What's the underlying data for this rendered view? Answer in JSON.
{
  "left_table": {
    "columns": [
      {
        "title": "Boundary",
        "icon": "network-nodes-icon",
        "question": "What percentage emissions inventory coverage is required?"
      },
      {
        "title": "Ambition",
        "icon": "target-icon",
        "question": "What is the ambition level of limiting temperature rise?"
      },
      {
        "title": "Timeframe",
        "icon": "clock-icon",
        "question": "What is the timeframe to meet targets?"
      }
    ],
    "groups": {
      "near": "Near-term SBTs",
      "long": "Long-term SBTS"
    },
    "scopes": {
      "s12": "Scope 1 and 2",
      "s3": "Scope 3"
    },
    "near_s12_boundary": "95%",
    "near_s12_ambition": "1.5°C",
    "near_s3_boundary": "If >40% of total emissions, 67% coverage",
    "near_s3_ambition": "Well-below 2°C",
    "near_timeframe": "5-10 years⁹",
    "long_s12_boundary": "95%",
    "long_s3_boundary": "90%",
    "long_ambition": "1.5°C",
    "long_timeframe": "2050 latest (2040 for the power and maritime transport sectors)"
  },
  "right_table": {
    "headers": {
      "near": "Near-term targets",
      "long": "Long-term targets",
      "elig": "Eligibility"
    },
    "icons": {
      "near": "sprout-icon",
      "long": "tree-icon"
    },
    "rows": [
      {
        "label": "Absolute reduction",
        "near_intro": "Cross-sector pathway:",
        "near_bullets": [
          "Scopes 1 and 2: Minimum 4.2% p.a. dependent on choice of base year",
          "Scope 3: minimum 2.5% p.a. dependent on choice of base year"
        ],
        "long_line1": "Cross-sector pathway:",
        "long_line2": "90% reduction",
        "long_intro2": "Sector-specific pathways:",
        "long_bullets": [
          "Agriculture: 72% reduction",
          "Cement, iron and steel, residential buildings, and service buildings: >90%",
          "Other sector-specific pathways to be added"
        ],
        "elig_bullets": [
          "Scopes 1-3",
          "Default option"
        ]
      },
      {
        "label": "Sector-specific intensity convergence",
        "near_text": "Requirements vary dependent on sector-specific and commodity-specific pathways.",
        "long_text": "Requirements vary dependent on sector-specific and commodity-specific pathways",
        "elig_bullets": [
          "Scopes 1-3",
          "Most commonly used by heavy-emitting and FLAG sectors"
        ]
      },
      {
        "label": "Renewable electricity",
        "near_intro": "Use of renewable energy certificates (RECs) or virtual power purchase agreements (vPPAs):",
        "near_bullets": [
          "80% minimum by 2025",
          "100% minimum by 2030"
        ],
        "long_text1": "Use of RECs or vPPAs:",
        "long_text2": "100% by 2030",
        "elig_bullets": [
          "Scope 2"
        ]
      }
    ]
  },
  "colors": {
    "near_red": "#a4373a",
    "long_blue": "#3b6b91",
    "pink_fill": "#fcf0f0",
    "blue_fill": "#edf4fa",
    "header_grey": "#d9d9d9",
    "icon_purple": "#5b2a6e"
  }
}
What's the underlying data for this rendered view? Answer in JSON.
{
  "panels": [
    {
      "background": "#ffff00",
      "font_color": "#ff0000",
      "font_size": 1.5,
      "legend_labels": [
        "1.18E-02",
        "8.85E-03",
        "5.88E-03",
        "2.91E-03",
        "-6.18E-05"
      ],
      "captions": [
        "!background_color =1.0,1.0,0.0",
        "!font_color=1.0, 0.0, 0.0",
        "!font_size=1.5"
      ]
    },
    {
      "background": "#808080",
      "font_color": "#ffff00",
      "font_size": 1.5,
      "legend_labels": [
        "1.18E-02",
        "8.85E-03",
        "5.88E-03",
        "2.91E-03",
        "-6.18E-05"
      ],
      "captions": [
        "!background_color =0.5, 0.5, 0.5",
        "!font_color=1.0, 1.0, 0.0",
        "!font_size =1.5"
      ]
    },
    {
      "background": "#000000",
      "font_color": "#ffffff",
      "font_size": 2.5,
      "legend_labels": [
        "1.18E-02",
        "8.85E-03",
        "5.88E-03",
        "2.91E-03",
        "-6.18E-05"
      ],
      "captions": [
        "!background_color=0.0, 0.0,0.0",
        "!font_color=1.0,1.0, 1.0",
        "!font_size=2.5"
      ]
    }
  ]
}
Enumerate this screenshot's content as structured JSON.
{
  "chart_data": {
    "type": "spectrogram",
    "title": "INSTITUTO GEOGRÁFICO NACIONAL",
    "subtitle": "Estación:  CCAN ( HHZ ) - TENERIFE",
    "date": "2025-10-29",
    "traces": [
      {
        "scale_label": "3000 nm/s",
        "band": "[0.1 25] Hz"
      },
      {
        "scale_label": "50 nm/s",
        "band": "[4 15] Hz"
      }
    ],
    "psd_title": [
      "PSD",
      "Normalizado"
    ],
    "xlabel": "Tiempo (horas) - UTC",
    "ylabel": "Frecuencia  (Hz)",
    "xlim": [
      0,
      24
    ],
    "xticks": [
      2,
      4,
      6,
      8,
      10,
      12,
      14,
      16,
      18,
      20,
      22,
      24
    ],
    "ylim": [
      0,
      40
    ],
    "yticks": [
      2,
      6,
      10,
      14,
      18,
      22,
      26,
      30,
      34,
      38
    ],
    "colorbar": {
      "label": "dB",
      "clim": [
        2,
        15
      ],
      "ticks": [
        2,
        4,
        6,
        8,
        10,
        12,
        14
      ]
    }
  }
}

▬▬▬▬▬▬▬▬▬▬

## [WHAT IS BEING ASKED]
Each record above should be repeated exactly as it appears.

## [FINISHED EXERCISE]
What's the underlying data for this rendered view? Answer in JSON.
{
  "left_table": {
    "columns": [
      {
        "title": "Boundary",
        "icon": "network-nodes-icon",
        "question": "What percentage emissions inventory coverage is required?"
      },
      {
        "title": "Ambition",
        "icon": "target-icon",
        "question": "What is the ambition level of limiting temperature rise?"
      },
      {
        "title": "Timeframe",
        "icon": "clock-icon",
        "question": "What is the timeframe to meet targets?"
      }
    ],
    "groups": {
      "near": "Near-term SBTs",
      "long": "Long-term SBTS"
    },
    "scopes": {
      "s12": "Scope 1 and 2",
      "s3": "Scope 3"
    },
    "near_s12_boundary": "95%",
    "near_s12_ambition": "1.5°C",
    "near_s3_boundary": "If >40% of total emissions, 67% coverage",
    "near_s3_ambition": "Well-below 2°C",
    "near_timeframe": "5-10 years⁹",
    "long_s12_boundary": "95%",
    "long_s3_boundary": "90%",
    "long_ambition": "1.5°C",
    "long_timeframe": "2050 latest (2040 for the power and maritime transport sectors)"
  },
  "right_table": {
    "headers": {
      "near": "Near-term targets",
      "long": "Long-term targets",
      "elig": "Eligibility"
    },
    "icons": {
      "near": "sprout-icon",
      "long": "tree-icon"
    },
    "rows": [
      {
        "label": "Absolute reduction",
        "near_intro": "Cross-sector pathway:",
        "near_bullets": [
          "Scopes 1 and 2: Minimum 4.2% p.a. dependent on choice of base year",
          "Scope 3: minimum 2.5% p.a. dependent on choice of base year"
        ],
        "long_line1": "Cross-sector pathway:",
        "long_line2": "90% reduction",
        "long_intro2": "Sector-specific pathways:",
        "long_bullets": [
          "Agriculture: 72% reduction",
          "Cement, iron and steel, residential buildings, and service buildings: >90%",
          "Other sector-specific pathways to be added"
        ],
        "elig_bullets": [
          "Scopes 1-3",
          "Default option"
        ]
      },
      {
        "label": "Sector-specific intensity convergence",
        "near_text": "Requirements vary dependent on sector-specific and commodity-specific pathways.",
        "long_text": "Requirements vary dependent on sector-specific and commodity-specific pathways",
        "elig_bullets": [
          "Scopes 1-3",
          "Most commonly used by heavy-emitting and FLAG sectors"
        ]
      },
      {
        "label": "Renewable electricity",
        "near_intro": "Use of renewable energy certificates (RECs) or virtual power purchase agreements (vPPAs):",
        "near_bullets": [
          "80% minimum by 2025",
          "100% minimum by 2030"
        ],
        "long_text1": "Use of RECs or vPPAs:",
        "long_text2": "100% by 2030",
        "elig_bullets": [
          "Scope 2"
        ]
      }
    ]
  },
  "colors": {
    "near_red": "#a4373a",
    "long_blue": "#3b6b91",
    "pink_fill": "#fcf0f0",
    "blue_fill": "#edf4fa",
    "header_grey": "#d9d9d9",
    "icon_purple": "#5b2a6e"
  }
}
What's the underlying data for this rendered view? Answer in JSON.
{
  "panels": [
    {
      "background": "#ffff00",
      "font_color": "#ff0000",
      "font_size": 1.5,
      "legend_labels": [
        "1.18E-02",
        "8.85E-03",
        "5.88E-03",
        "2.91E-03",
        "-6.18E-05"
      ],
      "captions": [
        "!background_color =1.0,1.0,0.0",
        "!font_color=1.0, 0.0, 0.0",
        "!font_size=1.5"
      ]
    },
    {
      "background": "#808080",
      "font_color": "#ffff00",
      "font_size": 1.5,
      "legend_labels": [
        "1.18E-02",
        "8.85E-03",
        "5.88E-03",
        "2.91E-03",
        "-6.18E-05"
      ],
      "captions": [
        "!background_color =0.5, 0.5, 0.5",
        "!font_color=1.0, 1.0, 0.0",
        "!font_size =1.5"
      ]
    },
    {
      "background": "#000000",
      "font_color": "#ffffff",
      "font_size": 2.5,
      "legend_labels": [
        "1.18E-02",
        "8.85E-03",
        "5.88E-03",
        "2.91E-03",
        "-6.18E-05"
      ],
      "captions": [
        "!background_color=0.0, 0.0,0.0",
        "!font_color=1.0,1.0, 1.0",
        "!font_size=2.5"
      ]
    }
  ]
}
Enumerate this screenshot's content as structured JSON.
{
  "chart_data": {
    "type": "spectrogram",
    "title": "INSTITUTO GEOGRÁFICO NACIONAL",
    "subtitle": "Estación:  CCAN ( HHZ ) - TENERIFE",
    "date": "2025-10-29",
    "traces": [
      {
        "scale_label": "3000 nm/s",
        "band": "[0.1 25] Hz"
      },
      {
        "scale_label": "50 nm/s",
        "band": "[4 15] Hz"
      }
    ],
    "psd_title": [
      "PSD",
      "Normalizado"
    ],
    "xlabel": "Tiempo (horas) - UTC",
    "ylabel": "Frecuencia  (Hz)",
    "xlim": [
      0,
      24
    ],
    "xticks": [
      2,
      4,
      6,
      8,
      10,
      12,
      14,
      16,
      18,
      20,
      22,
      24
    ],
    "ylim": [
      0,
      40
    ],
    "yticks": [
      2,
      6,
      10,
      14,
      18,
      22,
      26,
      30,
      34,
      38
    ],
    "colorbar": {
      "label": "dB",
      "clim": [
        2,
        15
      ],
      "ticks": [
        2,
        4,
        6,
        8,
        10,
        12,
        14
      ]
    }
  }
}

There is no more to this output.